Goal of the exercise
Below are the records; pull every line that includes "plan".
Material provided start
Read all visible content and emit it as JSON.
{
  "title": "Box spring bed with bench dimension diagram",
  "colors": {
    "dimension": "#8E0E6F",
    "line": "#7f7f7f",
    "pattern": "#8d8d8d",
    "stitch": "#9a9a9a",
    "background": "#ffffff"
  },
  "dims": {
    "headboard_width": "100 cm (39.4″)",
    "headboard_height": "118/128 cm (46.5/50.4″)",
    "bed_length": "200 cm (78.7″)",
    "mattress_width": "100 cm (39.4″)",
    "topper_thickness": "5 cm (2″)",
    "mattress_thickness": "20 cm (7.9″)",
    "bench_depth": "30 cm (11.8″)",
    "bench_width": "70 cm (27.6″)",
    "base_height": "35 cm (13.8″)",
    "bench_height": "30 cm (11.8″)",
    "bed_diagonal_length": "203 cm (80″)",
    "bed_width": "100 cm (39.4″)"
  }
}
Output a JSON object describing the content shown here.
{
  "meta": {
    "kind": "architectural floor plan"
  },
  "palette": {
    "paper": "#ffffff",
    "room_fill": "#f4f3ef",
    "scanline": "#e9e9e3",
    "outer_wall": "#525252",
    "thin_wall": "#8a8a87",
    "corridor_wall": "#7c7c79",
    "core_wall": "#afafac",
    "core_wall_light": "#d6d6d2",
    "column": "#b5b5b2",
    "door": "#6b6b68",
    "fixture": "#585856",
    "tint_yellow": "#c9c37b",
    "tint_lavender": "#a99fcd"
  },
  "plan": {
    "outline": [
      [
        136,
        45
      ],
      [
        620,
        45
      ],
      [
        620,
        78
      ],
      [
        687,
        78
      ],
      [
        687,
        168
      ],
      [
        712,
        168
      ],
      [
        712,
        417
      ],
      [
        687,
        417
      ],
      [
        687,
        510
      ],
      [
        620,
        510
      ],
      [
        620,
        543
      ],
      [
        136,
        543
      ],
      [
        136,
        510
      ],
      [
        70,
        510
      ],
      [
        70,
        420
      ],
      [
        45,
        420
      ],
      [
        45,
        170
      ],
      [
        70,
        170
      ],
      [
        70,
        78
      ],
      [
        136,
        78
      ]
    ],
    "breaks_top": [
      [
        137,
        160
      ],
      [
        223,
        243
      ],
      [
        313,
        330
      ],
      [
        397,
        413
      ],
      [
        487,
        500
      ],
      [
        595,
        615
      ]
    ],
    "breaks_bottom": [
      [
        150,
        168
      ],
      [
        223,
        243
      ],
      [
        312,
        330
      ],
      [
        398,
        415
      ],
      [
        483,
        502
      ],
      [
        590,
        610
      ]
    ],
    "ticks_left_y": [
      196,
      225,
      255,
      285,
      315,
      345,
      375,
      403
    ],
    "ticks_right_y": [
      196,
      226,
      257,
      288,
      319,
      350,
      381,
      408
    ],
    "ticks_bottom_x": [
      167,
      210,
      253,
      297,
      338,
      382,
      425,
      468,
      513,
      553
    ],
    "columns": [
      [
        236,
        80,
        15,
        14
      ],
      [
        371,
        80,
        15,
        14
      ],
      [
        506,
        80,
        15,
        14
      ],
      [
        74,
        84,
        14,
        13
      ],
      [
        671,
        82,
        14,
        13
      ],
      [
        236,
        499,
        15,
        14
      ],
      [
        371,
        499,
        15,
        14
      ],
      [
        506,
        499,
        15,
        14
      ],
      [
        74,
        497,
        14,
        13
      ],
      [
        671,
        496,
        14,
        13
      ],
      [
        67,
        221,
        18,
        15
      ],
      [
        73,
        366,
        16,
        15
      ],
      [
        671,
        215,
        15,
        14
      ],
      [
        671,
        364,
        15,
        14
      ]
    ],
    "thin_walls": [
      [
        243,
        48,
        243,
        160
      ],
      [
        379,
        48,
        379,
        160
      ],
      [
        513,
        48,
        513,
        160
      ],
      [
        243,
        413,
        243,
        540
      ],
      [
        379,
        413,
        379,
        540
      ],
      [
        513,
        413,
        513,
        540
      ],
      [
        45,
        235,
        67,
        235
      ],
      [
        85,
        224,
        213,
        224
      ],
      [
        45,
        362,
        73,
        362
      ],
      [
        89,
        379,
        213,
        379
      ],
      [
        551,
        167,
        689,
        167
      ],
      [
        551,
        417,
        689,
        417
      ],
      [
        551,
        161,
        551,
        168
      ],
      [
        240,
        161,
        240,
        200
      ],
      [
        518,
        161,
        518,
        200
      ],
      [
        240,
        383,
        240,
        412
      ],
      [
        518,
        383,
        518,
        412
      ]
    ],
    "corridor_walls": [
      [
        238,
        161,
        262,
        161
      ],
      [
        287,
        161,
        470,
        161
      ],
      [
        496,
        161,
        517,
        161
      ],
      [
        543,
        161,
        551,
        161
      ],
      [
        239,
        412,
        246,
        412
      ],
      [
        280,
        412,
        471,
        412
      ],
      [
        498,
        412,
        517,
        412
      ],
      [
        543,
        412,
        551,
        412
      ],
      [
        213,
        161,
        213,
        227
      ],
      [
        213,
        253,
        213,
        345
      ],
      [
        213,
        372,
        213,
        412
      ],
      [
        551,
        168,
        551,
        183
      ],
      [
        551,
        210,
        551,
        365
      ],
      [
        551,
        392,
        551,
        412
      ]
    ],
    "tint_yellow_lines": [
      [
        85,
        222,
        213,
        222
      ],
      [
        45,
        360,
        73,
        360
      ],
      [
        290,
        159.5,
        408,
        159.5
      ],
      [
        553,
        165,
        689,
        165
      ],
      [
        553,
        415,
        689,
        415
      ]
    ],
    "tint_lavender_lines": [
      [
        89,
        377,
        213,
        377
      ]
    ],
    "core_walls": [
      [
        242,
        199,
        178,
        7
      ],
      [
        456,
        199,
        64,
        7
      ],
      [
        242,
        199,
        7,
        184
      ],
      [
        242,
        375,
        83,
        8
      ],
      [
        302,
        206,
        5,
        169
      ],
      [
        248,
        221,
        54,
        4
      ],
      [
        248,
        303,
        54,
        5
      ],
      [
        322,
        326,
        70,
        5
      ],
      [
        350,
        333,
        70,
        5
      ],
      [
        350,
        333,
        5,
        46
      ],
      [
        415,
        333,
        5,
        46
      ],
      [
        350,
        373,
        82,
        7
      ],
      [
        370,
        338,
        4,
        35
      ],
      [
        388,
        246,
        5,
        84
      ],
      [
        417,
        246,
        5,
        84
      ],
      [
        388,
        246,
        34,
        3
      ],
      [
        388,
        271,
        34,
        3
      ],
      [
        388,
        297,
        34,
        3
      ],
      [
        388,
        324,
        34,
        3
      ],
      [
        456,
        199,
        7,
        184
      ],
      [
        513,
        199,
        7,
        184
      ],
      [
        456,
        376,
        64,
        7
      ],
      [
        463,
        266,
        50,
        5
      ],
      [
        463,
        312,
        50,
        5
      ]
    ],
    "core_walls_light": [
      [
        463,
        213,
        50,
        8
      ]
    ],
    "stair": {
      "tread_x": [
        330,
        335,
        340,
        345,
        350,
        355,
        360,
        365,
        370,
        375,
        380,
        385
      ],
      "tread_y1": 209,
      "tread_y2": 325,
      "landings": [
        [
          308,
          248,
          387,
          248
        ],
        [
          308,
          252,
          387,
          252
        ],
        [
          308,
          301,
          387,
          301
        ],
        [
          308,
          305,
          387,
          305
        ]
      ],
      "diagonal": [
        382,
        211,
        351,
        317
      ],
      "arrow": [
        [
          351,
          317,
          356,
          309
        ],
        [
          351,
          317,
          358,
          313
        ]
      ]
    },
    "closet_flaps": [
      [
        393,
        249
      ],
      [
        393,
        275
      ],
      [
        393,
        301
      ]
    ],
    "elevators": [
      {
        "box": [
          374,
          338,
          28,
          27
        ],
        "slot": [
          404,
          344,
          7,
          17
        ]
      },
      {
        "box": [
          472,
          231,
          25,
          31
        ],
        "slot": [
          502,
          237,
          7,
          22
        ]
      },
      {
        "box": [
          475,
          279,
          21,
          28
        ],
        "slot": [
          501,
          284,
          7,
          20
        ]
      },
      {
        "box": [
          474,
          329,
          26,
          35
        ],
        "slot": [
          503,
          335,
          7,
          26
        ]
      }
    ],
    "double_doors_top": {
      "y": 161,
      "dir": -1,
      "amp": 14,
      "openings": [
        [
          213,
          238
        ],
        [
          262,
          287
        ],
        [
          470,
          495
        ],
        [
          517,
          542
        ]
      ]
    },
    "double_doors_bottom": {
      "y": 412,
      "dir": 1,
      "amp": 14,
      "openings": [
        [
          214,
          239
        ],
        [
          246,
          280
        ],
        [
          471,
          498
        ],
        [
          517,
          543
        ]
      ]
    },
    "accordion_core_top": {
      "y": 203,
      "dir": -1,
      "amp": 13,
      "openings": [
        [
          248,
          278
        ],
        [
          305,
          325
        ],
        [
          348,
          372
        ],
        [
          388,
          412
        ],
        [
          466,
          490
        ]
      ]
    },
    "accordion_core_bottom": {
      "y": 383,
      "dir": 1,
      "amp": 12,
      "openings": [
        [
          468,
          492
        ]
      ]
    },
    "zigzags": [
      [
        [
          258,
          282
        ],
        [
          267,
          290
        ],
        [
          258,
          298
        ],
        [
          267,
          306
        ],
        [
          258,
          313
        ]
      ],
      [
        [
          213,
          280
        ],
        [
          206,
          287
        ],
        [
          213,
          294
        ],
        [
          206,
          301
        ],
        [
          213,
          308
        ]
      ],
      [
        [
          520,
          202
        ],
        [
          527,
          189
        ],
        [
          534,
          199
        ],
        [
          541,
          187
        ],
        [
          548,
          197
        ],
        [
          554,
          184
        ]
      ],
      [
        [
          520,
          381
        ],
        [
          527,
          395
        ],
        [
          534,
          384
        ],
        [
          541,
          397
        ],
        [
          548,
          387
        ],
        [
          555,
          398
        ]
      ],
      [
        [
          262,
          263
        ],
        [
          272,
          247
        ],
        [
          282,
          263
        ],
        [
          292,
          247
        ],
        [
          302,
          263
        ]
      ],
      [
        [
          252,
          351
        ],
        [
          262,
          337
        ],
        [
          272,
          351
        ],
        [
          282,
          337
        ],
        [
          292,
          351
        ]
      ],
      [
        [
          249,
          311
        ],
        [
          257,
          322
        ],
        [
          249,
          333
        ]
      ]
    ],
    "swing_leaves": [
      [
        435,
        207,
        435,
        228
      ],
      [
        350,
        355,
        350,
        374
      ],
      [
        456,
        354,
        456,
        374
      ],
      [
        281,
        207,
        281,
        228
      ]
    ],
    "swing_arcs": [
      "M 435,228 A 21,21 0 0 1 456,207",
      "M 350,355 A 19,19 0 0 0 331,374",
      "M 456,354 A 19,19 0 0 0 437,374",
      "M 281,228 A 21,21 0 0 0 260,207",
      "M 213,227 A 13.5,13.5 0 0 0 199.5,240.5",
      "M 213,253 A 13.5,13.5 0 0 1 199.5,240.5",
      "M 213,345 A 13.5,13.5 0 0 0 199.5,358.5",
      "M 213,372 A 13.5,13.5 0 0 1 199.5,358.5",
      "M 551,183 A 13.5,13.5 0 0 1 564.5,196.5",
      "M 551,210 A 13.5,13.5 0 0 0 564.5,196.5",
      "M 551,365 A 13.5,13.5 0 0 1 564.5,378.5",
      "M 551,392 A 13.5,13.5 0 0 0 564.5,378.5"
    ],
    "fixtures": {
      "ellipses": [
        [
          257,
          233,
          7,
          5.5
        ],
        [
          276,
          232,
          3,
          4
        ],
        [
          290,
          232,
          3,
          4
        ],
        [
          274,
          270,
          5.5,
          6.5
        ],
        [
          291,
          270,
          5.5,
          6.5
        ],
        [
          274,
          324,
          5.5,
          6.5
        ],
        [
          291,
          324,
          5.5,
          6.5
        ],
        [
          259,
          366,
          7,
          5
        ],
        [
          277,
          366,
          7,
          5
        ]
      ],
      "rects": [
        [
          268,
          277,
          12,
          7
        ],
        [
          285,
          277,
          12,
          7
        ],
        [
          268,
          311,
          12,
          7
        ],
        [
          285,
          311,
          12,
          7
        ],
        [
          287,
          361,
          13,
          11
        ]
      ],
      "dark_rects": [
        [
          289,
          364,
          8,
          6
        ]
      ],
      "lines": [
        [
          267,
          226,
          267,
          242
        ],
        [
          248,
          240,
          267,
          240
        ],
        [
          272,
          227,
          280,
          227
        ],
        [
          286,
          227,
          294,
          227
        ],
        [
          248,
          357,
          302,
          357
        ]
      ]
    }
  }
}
Material provided end
The output
    "kind": "architectural floor plan"
  "plan": {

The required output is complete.